Written exercise
Only a number is wanted here: the number of lines of the data that include "source".

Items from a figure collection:
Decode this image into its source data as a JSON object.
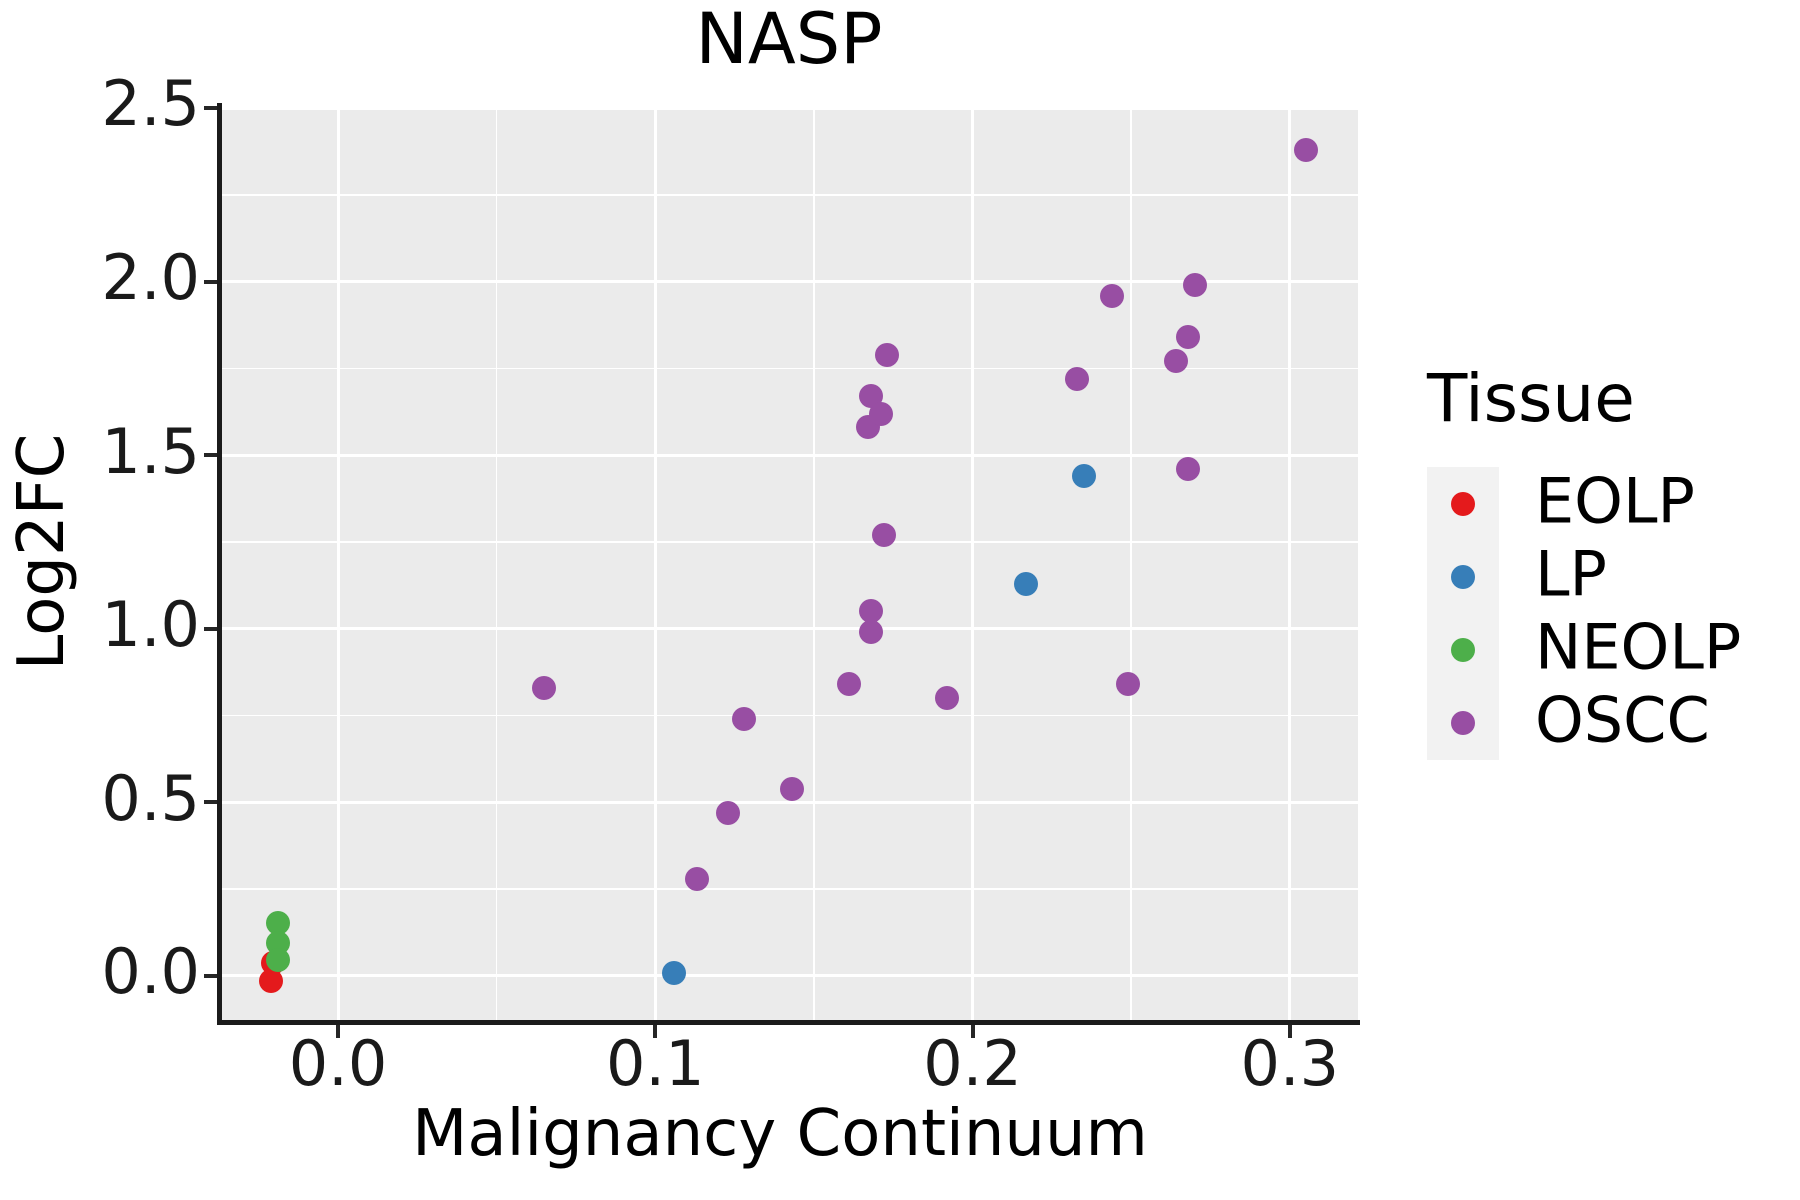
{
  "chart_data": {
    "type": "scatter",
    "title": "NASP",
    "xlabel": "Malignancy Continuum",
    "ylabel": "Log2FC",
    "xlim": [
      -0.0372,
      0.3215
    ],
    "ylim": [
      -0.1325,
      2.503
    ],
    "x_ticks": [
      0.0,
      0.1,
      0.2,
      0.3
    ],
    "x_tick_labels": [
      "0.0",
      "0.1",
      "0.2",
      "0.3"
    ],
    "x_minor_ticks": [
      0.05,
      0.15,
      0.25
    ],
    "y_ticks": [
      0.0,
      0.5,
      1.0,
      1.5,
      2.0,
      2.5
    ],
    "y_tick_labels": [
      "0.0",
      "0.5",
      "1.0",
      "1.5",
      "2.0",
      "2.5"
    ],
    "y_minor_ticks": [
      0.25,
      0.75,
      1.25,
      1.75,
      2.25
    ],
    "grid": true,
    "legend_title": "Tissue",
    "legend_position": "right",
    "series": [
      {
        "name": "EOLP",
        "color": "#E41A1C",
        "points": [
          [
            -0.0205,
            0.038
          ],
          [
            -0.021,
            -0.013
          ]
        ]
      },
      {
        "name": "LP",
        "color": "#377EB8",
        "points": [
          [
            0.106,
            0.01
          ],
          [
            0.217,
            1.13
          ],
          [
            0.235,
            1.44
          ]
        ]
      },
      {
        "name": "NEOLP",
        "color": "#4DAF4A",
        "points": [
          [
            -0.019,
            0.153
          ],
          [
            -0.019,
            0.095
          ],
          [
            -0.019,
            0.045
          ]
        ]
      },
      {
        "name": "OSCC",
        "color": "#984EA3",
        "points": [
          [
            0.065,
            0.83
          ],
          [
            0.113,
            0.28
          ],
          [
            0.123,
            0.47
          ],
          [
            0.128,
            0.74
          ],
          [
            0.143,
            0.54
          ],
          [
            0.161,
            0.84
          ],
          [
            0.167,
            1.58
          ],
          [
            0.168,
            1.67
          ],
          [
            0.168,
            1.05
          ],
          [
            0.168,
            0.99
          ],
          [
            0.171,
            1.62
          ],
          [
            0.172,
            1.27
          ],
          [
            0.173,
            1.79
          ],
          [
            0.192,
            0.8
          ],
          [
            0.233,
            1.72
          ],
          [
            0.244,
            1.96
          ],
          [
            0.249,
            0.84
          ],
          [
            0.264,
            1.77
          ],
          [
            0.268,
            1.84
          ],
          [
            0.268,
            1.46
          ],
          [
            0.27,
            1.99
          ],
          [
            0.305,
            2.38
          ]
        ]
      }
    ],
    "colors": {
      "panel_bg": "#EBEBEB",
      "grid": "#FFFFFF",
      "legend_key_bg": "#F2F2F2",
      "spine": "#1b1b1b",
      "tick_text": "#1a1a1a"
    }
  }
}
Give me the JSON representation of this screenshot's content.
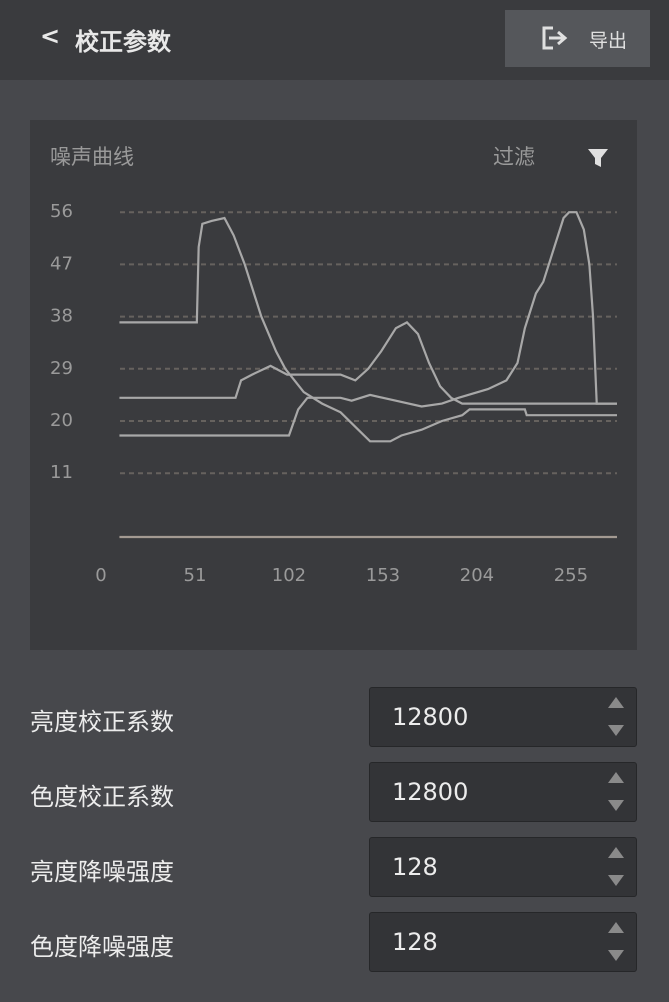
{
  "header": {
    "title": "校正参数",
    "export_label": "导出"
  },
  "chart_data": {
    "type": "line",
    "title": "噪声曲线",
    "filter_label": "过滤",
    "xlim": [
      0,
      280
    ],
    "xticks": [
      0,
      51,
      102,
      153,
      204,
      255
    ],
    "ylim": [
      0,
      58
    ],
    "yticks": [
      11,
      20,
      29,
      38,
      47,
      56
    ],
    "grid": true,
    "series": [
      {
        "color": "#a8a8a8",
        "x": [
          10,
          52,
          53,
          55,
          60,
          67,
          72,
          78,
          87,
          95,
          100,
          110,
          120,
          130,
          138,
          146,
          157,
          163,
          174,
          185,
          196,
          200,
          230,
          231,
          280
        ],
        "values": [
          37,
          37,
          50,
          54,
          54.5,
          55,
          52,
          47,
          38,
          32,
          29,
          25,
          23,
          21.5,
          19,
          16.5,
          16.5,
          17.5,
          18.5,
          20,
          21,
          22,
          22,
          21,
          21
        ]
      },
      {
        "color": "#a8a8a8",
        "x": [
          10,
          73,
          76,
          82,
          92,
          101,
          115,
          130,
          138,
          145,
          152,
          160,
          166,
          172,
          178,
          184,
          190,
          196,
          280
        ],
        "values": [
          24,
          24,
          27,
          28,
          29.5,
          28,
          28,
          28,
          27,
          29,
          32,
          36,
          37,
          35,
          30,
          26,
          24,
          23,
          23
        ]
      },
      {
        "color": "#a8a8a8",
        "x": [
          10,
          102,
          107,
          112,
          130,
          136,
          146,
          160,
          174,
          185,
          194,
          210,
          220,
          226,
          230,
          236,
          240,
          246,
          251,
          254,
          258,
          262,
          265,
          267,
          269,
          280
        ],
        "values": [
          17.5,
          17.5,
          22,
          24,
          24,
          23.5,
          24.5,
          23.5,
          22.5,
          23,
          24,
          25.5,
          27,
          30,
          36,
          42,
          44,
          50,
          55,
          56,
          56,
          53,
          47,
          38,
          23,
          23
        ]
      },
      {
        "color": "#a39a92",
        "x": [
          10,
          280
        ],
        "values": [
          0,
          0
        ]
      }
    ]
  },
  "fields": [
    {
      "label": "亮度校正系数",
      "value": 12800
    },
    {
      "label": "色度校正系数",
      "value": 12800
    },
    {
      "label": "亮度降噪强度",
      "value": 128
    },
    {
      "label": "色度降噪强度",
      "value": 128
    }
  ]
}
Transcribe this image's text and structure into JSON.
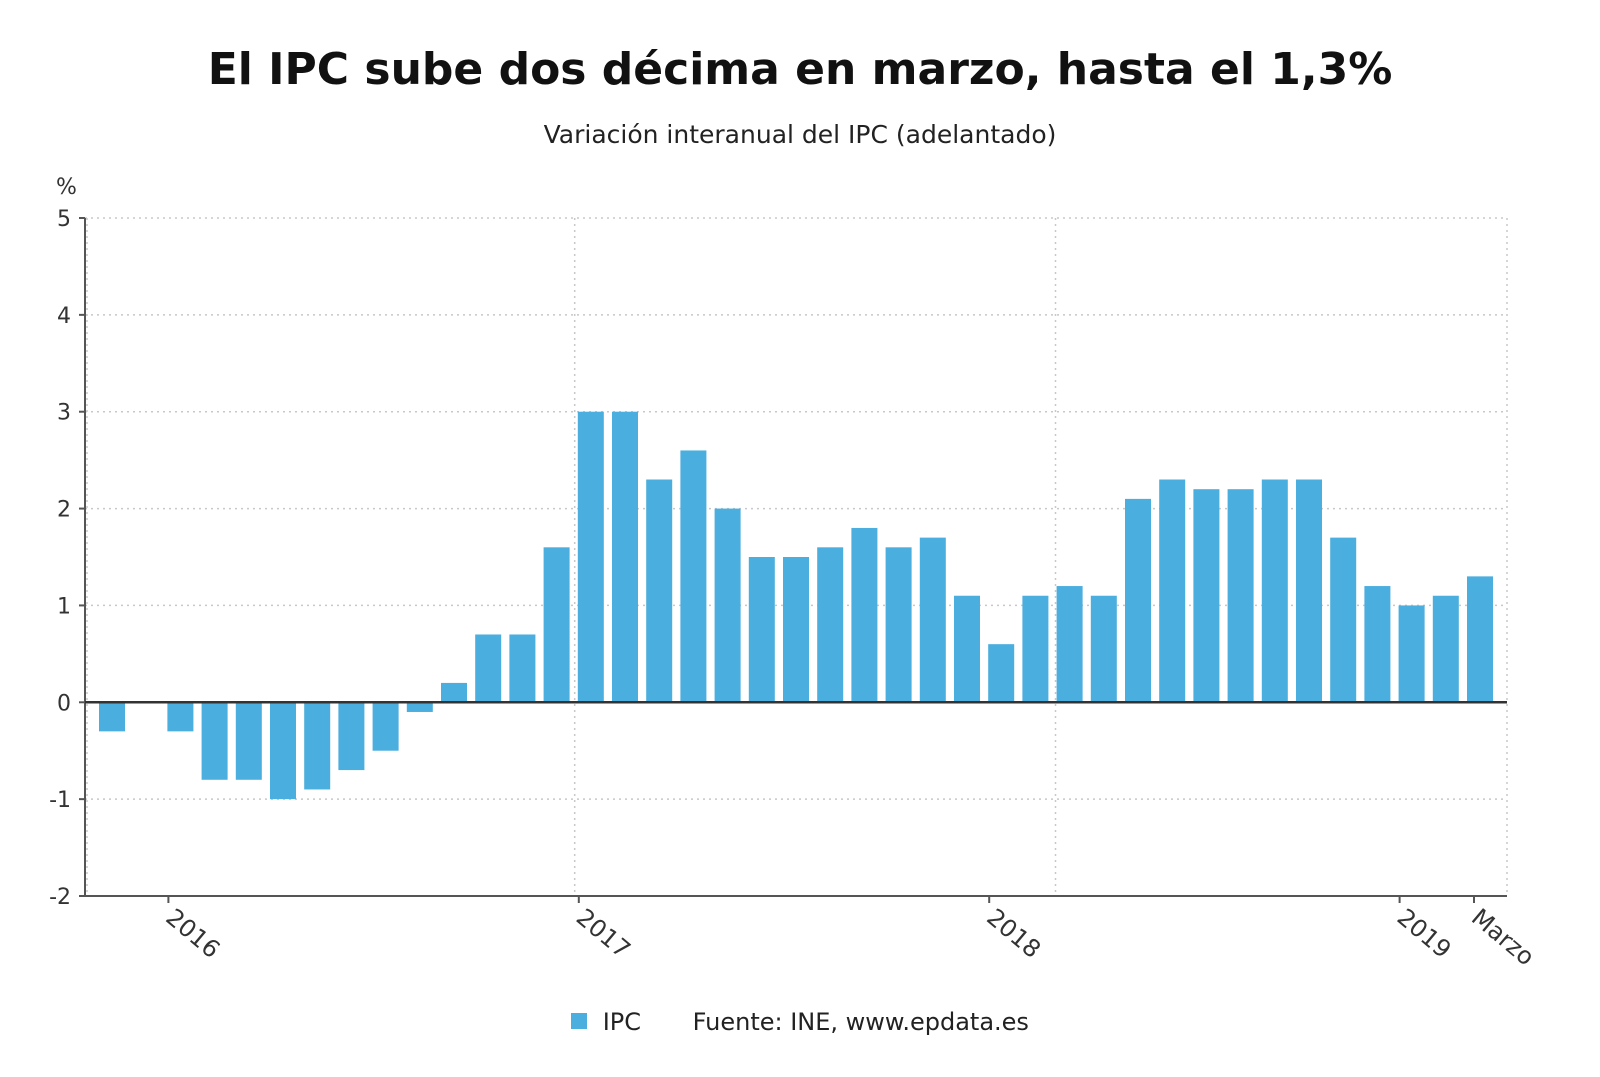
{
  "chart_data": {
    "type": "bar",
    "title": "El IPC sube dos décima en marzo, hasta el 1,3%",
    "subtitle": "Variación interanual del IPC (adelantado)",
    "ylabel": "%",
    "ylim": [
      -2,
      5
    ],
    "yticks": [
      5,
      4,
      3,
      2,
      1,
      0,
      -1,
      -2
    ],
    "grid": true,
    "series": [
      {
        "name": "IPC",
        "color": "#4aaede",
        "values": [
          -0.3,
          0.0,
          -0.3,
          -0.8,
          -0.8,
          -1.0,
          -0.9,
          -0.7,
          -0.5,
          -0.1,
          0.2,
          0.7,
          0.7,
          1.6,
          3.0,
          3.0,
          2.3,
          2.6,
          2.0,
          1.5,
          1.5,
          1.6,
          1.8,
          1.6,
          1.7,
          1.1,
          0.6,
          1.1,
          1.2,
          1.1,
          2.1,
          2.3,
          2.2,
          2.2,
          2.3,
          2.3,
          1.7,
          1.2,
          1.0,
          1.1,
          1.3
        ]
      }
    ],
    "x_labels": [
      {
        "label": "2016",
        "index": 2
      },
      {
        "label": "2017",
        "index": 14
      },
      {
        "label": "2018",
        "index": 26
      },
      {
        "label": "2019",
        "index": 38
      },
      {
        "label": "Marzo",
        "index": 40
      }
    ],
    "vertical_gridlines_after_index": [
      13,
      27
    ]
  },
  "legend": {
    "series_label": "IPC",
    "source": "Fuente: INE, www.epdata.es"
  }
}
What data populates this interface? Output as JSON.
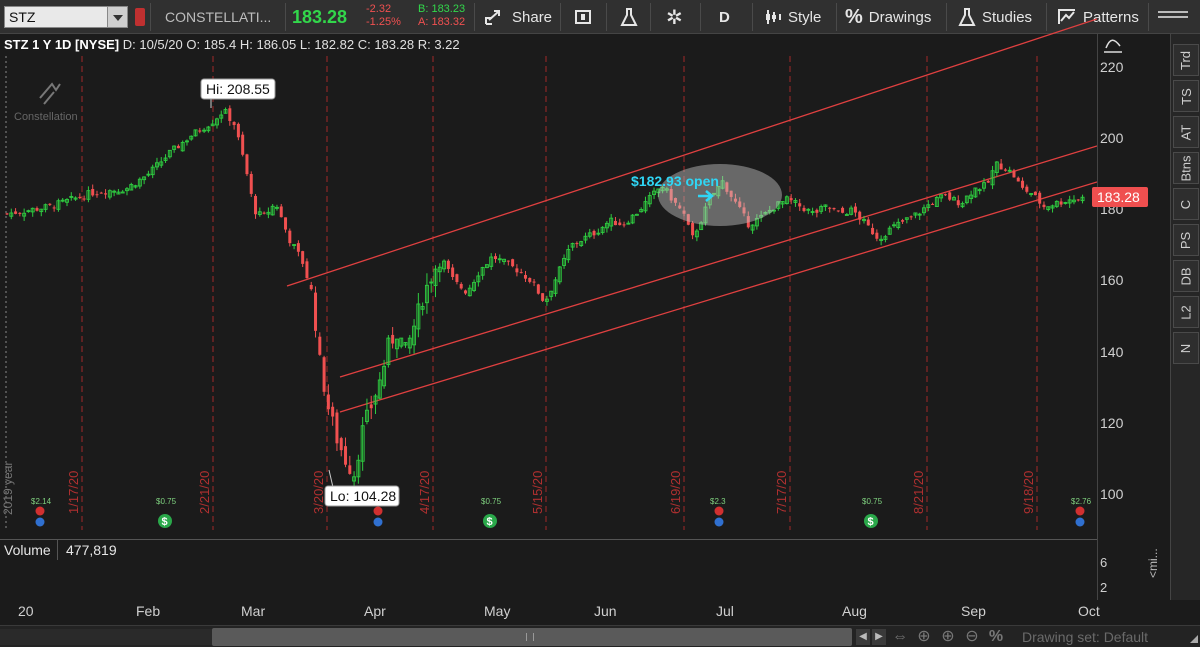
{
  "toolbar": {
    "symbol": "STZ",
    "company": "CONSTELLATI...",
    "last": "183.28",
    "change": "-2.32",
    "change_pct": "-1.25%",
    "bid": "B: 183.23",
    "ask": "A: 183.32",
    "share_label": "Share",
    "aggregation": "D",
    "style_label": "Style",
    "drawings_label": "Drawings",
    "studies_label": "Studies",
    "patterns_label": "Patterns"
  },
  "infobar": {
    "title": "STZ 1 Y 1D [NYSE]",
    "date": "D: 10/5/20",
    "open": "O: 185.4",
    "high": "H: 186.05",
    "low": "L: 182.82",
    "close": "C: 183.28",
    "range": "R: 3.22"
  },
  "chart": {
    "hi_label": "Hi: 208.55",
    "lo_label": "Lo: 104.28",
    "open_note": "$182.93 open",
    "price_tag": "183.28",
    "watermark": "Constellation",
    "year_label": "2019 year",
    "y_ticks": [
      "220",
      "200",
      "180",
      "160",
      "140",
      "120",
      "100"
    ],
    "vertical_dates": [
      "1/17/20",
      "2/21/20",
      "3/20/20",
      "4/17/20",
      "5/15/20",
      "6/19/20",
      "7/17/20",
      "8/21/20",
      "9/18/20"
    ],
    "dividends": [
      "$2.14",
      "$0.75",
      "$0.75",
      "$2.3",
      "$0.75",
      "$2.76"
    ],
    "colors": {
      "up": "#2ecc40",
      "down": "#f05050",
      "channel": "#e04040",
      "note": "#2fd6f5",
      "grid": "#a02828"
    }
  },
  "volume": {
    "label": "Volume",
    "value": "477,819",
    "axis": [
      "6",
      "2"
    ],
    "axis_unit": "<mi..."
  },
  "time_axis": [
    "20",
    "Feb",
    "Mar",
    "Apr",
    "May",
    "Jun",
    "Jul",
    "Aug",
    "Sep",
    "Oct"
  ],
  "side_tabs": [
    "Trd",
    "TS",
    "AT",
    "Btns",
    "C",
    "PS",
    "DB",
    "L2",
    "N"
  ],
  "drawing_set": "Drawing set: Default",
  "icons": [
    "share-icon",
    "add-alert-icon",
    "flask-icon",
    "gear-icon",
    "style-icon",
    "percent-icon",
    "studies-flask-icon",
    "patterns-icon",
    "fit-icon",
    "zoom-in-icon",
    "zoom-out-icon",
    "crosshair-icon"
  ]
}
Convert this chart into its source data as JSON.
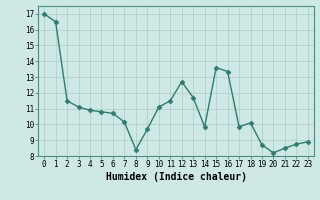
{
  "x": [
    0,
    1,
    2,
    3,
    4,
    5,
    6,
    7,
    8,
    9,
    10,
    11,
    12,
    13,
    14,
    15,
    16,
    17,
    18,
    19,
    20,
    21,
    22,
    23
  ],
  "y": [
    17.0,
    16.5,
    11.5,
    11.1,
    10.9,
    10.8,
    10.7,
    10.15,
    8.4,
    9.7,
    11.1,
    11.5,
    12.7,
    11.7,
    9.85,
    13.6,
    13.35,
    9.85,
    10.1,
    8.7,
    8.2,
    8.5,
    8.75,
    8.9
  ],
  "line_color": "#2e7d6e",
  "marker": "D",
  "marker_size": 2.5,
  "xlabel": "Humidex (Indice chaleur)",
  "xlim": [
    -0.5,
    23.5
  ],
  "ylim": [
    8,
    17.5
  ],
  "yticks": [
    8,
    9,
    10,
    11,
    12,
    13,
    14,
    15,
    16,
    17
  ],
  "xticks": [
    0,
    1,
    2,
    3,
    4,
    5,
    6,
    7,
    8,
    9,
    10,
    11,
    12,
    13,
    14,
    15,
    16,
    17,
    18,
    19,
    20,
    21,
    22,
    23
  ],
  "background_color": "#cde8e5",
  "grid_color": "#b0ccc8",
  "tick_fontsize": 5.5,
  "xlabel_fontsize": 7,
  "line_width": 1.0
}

Result of the task
3